### Work instructions
Go through the entries below and copy each line containing the word "this".

──────── Source records

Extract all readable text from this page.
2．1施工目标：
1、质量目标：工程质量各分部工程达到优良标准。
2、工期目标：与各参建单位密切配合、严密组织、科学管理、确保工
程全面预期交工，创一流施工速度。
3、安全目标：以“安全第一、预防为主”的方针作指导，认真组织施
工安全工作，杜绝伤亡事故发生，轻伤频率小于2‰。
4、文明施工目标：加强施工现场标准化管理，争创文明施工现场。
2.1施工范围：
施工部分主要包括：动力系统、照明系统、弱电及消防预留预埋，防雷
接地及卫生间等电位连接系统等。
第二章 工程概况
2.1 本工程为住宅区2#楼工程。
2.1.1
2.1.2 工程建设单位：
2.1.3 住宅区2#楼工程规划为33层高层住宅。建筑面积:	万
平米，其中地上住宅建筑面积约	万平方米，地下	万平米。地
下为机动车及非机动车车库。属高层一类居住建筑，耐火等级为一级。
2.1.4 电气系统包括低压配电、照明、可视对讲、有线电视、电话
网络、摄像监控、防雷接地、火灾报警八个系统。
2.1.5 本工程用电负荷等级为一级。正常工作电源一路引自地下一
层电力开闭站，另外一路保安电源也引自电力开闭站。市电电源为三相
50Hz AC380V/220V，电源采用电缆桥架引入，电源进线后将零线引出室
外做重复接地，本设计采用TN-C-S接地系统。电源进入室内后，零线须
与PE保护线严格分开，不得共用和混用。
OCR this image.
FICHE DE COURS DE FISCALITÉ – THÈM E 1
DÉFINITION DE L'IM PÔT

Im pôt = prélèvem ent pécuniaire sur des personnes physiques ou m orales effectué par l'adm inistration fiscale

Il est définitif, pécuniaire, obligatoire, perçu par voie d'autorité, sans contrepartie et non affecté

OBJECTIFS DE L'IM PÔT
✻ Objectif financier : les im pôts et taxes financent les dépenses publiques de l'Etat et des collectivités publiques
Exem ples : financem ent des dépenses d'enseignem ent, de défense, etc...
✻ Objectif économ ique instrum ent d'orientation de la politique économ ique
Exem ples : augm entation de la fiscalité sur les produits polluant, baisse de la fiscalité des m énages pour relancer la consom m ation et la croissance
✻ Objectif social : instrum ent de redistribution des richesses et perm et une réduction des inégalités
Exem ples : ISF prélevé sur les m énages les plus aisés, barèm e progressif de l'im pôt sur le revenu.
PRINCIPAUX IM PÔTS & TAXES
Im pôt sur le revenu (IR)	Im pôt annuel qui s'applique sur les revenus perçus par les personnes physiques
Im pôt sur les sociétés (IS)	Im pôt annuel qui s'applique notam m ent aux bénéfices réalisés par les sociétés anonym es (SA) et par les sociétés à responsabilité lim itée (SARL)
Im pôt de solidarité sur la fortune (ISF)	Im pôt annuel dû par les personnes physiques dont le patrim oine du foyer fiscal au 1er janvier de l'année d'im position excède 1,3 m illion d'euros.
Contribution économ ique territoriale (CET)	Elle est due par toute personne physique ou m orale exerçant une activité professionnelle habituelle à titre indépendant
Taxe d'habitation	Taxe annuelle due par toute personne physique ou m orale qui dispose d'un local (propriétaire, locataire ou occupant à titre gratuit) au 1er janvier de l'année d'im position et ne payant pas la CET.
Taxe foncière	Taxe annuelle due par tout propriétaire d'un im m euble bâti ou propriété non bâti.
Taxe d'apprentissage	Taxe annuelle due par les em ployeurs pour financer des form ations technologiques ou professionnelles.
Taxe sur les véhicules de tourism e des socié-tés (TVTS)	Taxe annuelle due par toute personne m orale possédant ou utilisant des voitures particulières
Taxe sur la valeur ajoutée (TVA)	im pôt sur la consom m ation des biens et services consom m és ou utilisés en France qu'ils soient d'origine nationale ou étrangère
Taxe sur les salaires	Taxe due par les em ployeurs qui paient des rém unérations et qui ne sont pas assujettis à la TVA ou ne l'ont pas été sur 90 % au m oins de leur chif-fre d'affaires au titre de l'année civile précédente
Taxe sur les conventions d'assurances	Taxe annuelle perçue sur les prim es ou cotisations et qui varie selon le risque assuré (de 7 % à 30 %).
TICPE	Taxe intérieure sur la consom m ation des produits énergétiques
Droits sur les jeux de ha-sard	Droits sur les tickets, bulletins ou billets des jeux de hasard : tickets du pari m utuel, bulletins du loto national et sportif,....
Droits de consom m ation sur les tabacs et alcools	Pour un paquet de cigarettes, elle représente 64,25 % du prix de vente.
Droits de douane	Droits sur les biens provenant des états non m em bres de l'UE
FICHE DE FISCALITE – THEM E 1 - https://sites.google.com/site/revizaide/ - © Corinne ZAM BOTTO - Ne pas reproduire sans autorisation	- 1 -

────────────────

### Response to the task
Extract all readable text from this page.
OCR this image.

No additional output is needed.